The entries need to be copied exactly.

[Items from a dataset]
—————

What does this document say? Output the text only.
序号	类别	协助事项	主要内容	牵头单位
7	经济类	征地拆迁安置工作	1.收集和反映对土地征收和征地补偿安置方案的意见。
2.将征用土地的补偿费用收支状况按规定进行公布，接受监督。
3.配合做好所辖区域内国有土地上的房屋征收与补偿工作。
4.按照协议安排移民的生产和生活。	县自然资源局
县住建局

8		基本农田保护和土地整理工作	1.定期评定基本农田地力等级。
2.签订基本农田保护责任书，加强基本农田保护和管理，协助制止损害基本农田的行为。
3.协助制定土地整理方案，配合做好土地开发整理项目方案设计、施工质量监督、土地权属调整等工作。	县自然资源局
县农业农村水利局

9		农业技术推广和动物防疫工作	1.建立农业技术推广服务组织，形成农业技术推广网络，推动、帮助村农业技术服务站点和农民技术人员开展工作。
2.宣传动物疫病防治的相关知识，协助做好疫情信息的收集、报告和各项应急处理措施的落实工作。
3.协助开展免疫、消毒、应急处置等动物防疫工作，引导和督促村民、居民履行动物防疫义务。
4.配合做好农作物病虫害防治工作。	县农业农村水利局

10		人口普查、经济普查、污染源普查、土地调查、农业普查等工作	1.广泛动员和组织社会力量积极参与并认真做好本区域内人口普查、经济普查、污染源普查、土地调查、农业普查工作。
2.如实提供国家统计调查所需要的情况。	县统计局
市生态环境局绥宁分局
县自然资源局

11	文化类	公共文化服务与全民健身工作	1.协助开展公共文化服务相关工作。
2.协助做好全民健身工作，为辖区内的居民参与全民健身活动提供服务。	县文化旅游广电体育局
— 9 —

—————

▶ _EXERCISE OUTPUT_
What does this document say? Output the text only.
序号	类别	协助事项	主要内容	牵头单位
7	经济类	征地拆迁安置工作	1.收集和反映对土地征收和征地补偿安置方案的意见。
2.将征用土地的补偿费用收支状况按规定进行公布，接受监督。
3.配合做好所辖区域内国有土地上的房屋征收与补偿工作。
4.按照协议安排移民的生产和生活。	县自然资源局
县住建局

8		基本农田保护和土地整理工作	1.定期评定基本农田地力等级。
2.签订基本农田保护责任书，加强基本农田保护和管理，协助制止损害基本农田的行为。
3.协助制定土地整理方案，配合做好土地开发整理项目方案设计、施工质量监督、土地权属调整等工作。	县自然资源局
县农业农村水利局

9		农业技术推广和动物防疫工作	1.建立农业技术推广服务组织，形成农业技术推广网络，推动、帮助村农业技术服务站点和农民技术人员开展工作。
2.宣传动物疫病防治的相关知识，协助做好疫情信息的收集、报告和各项应急处理措施的落实工作。
3.协助开展免疫、消毒、应急处置等动物防疫工作，引导和督促村民、居民履行动物防疫义务。
4.配合做好农作物病虫害防治工作。	县农业农村水利局

10		人口普查、经济普查、污染源普查、土地调查、农业普查等工作	1.广泛动员和组织社会力量积极参与并认真做好本区域内人口普查、经济普查、污染源普查、土地调查、农业普查工作。
2.如实提供国家统计调查所需要的情况。	县统计局
市生态环境局绥宁分局
县自然资源局

11	文化类	公共文化服务与全民健身工作	1.协助开展公共文化服务相关工作。
2.协助做好全民健身工作，为辖区内的居民参与全民健身活动提供服务。	县文化旅游广电体育局
— 9 —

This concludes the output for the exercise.